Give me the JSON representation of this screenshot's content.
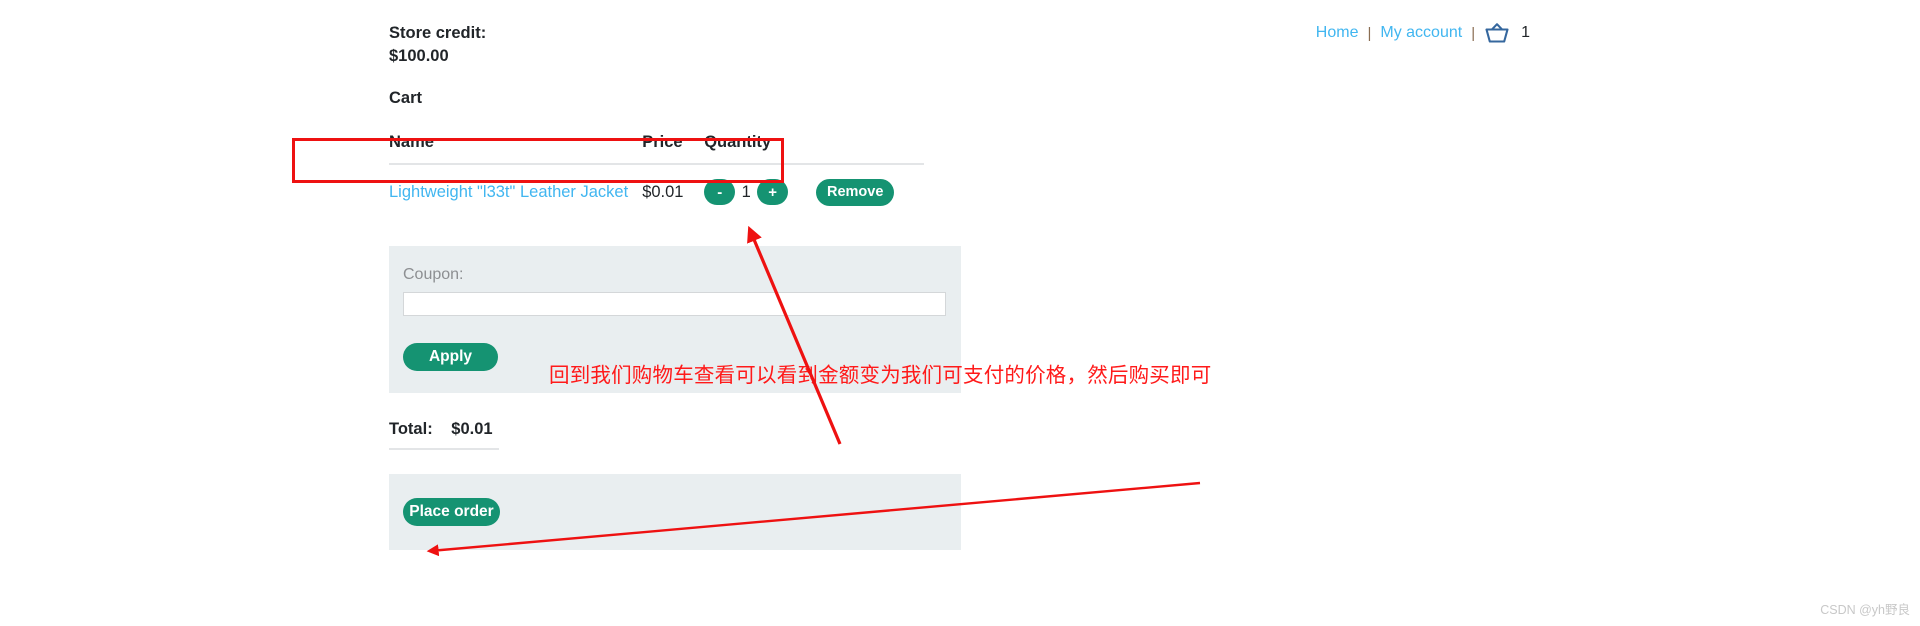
{
  "nav": {
    "home_label": "Home",
    "account_label": "My account",
    "separator": "|",
    "cart_icon": "shopping-basket-icon",
    "cart_count": "1",
    "link_color": "#41b6f0",
    "icon_color": "#35679e"
  },
  "account": {
    "store_credit_label": "Store credit:",
    "store_credit_value": "$100.00"
  },
  "cart": {
    "heading": "Cart",
    "columns": {
      "name": "Name",
      "price": "Price",
      "quantity": "Quantity"
    },
    "rows": [
      {
        "name": "Lightweight \"l33t\" Leather Jacket",
        "price": "$0.01",
        "decrement_label": "-",
        "quantity": "1",
        "increment_label": "+",
        "remove_label": "Remove"
      }
    ]
  },
  "coupon": {
    "label": "Coupon:",
    "value": "",
    "placeholder": "",
    "apply_label": "Apply"
  },
  "totals": {
    "total_label": "Total:",
    "total_value": "$0.01"
  },
  "order": {
    "place_order_label": "Place order"
  },
  "annotation": {
    "text": "回到我们购物车查看可以看到金额变为我们可支付的价格，然后购买即可",
    "color": "#ff1a1a",
    "highlight_box_target": "cart-product-row"
  },
  "watermark": {
    "text": "CSDN @yh野良"
  },
  "theme": {
    "button_green": "#159372",
    "panel_bg": "#e9eef0",
    "text_color": "#212529",
    "muted_label": "#8d8f92"
  }
}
------------------------------------------------
* EXERCISE PROMPT
Transcribe all the records above word for word, without their images.

* COMPLETED TASK
Give me the JSON representation of this screenshot's content.
{
  "nav": {
    "home_label": "Home",
    "account_label": "My account",
    "separator": "|",
    "cart_icon": "shopping-basket-icon",
    "cart_count": "1",
    "link_color": "#41b6f0",
    "icon_color": "#35679e"
  },
  "account": {
    "store_credit_label": "Store credit:",
    "store_credit_value": "$100.00"
  },
  "cart": {
    "heading": "Cart",
    "columns": {
      "name": "Name",
      "price": "Price",
      "quantity": "Quantity"
    },
    "rows": [
      {
        "name": "Lightweight \"l33t\" Leather Jacket",
        "price": "$0.01",
        "decrement_label": "-",
        "quantity": "1",
        "increment_label": "+",
        "remove_label": "Remove"
      }
    ]
  },
  "coupon": {
    "label": "Coupon:",
    "value": "",
    "placeholder": "",
    "apply_label": "Apply"
  },
  "totals": {
    "total_label": "Total:",
    "total_value": "$0.01"
  },
  "order": {
    "place_order_label": "Place order"
  },
  "annotation": {
    "text": "回到我们购物车查看可以看到金额变为我们可支付的价格，然后购买即可",
    "color": "#ff1a1a",
    "highlight_box_target": "cart-product-row"
  },
  "watermark": {
    "text": "CSDN @yh野良"
  },
  "theme": {
    "button_green": "#159372",
    "panel_bg": "#e9eef0",
    "text_color": "#212529",
    "muted_label": "#8d8f92"
  }
}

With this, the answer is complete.